- Material provided -
§

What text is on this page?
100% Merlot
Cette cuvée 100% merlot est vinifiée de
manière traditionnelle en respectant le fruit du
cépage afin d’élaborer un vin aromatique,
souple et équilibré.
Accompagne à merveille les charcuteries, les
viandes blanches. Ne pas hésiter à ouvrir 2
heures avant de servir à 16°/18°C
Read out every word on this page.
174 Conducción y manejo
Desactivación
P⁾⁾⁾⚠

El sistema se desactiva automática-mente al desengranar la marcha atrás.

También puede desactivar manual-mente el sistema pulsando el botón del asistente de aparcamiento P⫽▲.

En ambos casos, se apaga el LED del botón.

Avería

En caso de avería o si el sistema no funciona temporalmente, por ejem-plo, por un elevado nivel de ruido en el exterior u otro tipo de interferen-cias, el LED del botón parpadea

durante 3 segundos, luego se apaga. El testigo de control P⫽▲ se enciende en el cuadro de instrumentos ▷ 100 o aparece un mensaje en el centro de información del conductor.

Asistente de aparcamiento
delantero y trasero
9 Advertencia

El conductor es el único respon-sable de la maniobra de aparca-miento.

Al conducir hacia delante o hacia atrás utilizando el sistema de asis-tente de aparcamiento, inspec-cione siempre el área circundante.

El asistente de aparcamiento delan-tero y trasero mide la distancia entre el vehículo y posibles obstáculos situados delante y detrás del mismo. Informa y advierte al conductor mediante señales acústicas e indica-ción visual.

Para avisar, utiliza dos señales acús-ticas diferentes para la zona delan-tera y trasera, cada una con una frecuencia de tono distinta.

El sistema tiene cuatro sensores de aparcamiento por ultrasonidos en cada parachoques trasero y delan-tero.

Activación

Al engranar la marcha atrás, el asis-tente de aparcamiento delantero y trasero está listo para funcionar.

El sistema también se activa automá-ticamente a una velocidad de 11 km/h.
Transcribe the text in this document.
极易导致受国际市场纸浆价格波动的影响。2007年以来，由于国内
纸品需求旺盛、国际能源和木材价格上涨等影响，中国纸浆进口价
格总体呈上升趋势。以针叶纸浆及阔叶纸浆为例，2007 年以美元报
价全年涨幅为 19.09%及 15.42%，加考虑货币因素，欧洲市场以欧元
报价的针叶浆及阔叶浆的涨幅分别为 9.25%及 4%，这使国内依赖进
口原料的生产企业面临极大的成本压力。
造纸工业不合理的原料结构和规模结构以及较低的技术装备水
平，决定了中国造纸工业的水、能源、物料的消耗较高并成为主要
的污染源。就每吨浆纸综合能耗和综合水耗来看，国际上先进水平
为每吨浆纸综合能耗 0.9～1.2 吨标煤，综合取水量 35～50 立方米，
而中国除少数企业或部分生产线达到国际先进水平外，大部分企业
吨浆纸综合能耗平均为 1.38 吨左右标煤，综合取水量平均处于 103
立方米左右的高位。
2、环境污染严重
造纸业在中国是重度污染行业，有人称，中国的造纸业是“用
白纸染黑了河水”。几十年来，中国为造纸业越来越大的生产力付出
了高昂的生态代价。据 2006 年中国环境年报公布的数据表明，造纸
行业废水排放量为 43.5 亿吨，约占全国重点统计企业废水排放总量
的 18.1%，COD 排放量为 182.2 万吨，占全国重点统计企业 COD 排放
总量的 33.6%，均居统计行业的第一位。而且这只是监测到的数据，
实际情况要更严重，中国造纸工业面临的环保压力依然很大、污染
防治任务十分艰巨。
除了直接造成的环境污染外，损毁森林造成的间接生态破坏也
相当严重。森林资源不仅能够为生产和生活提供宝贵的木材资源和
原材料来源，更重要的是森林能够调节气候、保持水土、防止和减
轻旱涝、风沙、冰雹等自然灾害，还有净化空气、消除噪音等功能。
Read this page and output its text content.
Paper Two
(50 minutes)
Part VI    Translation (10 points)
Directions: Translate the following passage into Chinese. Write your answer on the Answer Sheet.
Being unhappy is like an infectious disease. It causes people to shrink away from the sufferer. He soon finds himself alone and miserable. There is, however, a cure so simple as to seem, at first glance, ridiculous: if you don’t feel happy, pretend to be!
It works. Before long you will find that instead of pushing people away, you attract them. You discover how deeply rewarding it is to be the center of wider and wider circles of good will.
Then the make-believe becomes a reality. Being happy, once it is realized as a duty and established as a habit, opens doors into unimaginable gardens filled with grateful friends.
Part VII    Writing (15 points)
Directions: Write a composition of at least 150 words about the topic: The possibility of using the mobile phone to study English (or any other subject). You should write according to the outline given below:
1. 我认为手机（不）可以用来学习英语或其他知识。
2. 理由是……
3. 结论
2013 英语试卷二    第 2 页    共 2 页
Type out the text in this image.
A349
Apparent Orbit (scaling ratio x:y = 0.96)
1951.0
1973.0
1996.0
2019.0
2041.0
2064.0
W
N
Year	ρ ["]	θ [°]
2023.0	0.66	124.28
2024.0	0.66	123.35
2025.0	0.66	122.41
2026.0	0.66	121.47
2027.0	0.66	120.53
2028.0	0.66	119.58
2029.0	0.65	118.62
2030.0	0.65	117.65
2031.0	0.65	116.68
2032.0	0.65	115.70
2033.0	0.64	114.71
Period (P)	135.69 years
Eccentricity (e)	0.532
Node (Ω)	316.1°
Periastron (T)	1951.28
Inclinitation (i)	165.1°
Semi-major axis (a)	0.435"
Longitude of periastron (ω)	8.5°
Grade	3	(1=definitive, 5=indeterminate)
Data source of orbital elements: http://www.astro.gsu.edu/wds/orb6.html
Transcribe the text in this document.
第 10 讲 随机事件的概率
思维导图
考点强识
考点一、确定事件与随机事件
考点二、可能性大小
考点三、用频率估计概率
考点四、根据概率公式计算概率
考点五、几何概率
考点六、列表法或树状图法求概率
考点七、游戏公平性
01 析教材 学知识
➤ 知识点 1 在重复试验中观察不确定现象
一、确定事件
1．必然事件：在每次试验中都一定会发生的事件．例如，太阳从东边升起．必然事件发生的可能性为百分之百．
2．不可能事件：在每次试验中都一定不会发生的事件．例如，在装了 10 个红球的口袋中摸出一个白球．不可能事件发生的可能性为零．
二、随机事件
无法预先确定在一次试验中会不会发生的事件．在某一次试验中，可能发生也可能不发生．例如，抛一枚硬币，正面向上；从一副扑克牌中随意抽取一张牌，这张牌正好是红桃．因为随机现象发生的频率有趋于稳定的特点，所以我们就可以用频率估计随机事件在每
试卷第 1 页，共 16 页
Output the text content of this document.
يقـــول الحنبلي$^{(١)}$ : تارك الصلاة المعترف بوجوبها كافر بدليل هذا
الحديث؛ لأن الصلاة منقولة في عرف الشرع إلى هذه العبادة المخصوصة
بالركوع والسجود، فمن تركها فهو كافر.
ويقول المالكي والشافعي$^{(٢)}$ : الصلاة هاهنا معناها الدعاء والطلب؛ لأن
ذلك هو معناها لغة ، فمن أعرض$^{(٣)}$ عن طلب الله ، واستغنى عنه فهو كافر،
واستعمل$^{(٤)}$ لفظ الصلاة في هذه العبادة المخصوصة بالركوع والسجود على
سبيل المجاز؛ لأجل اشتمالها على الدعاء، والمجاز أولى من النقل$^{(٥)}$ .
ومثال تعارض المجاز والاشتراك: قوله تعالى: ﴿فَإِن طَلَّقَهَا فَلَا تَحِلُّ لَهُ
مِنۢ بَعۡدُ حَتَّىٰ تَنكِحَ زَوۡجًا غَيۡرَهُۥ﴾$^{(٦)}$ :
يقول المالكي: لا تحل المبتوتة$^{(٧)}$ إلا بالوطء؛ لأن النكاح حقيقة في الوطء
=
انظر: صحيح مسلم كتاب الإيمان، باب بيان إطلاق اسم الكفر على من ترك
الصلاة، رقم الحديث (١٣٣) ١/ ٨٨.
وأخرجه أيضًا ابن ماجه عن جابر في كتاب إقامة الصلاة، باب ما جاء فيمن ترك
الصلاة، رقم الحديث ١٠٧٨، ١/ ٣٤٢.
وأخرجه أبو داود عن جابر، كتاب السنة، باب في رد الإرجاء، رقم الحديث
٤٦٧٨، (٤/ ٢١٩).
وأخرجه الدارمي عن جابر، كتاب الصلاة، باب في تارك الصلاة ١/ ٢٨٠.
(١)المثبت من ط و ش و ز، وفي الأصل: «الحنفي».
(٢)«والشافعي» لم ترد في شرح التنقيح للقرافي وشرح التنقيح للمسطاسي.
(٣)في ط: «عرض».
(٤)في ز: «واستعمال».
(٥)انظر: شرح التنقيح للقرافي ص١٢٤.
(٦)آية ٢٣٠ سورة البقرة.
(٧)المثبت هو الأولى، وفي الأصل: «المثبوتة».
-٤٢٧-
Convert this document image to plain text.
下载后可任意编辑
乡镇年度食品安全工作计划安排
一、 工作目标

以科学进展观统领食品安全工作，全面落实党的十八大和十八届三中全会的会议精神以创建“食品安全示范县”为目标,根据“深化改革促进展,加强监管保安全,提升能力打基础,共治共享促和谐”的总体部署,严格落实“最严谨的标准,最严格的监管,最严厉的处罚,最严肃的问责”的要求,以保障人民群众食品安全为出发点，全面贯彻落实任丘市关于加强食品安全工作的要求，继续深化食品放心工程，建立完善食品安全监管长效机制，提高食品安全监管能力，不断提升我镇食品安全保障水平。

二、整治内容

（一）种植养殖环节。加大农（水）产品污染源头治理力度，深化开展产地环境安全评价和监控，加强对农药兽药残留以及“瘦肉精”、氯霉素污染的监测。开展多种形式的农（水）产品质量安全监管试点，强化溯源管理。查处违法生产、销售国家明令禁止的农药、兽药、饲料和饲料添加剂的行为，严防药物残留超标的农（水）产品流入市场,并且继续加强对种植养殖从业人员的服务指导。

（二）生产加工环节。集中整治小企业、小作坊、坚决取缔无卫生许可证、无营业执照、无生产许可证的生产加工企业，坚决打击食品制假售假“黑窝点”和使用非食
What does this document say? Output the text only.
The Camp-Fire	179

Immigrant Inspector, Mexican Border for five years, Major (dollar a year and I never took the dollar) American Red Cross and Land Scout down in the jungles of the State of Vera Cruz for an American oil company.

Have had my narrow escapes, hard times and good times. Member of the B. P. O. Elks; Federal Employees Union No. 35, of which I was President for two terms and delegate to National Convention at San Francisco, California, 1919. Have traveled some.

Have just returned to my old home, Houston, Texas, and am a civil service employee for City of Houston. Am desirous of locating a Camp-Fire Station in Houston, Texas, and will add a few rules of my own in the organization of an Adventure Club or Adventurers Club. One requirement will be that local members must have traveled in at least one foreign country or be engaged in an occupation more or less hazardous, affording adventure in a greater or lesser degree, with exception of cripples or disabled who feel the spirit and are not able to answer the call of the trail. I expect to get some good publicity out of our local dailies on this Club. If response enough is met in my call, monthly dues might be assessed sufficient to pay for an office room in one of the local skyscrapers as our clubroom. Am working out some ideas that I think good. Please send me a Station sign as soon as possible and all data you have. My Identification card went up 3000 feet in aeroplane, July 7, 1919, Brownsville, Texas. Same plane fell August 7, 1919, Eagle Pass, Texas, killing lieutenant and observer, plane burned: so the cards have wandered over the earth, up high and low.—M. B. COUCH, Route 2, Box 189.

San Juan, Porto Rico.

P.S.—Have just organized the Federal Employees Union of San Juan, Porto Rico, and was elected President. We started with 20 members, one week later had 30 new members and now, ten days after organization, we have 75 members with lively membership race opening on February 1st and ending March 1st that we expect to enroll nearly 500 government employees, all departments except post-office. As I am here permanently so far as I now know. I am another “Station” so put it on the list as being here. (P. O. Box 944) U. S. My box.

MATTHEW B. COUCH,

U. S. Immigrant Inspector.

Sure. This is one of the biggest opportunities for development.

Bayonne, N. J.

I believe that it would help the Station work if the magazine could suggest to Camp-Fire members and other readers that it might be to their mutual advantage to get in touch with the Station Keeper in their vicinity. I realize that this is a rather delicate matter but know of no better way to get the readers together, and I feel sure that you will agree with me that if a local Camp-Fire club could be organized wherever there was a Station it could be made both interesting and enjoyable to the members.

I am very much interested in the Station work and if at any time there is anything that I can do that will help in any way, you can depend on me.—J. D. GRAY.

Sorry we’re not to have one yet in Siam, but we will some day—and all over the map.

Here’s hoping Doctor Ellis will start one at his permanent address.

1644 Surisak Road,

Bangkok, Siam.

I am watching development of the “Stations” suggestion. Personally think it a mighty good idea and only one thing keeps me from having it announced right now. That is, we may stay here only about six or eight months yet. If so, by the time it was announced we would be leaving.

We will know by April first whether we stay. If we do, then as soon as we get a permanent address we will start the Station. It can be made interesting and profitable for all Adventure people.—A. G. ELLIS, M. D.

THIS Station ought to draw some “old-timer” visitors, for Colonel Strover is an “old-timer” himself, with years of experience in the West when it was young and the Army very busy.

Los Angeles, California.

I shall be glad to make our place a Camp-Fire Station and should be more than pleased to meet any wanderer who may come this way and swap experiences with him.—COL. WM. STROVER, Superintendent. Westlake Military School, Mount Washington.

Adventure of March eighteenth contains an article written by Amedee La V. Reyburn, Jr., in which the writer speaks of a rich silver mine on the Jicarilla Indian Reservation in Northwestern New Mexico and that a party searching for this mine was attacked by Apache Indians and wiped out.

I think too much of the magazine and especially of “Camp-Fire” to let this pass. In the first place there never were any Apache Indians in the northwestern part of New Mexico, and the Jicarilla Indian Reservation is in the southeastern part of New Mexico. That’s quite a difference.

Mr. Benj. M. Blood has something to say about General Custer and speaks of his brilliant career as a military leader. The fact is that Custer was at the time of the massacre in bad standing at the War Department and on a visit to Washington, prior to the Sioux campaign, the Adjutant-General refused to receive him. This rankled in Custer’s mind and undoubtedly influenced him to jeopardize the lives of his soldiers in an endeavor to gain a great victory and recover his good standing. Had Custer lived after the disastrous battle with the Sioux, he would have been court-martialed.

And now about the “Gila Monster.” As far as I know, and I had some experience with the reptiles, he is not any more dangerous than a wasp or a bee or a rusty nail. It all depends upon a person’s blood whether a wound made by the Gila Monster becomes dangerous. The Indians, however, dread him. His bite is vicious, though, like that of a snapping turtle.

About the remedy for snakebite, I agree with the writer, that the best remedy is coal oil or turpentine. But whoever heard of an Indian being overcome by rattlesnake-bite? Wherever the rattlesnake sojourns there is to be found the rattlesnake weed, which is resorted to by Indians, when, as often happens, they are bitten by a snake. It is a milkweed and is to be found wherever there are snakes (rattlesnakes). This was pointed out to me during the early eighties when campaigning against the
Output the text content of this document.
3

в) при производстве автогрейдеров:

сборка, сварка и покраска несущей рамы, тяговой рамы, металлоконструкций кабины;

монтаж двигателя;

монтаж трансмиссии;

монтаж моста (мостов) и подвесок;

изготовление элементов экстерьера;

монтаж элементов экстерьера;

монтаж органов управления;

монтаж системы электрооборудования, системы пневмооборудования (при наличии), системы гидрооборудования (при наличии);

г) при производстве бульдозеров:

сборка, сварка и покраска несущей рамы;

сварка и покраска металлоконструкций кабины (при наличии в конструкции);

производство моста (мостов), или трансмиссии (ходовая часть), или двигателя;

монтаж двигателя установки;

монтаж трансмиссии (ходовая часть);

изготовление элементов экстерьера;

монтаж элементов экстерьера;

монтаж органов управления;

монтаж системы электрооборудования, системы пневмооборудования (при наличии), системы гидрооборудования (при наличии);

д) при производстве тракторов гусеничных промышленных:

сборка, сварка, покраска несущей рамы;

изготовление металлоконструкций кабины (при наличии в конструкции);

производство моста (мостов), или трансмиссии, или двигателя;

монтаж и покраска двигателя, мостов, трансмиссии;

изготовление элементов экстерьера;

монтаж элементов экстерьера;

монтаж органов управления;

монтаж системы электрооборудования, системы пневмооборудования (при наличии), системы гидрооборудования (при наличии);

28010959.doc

§

- Required work -
The word "points" appears in how many lines of the data? Answer with only the number.

- Exercise solution -
2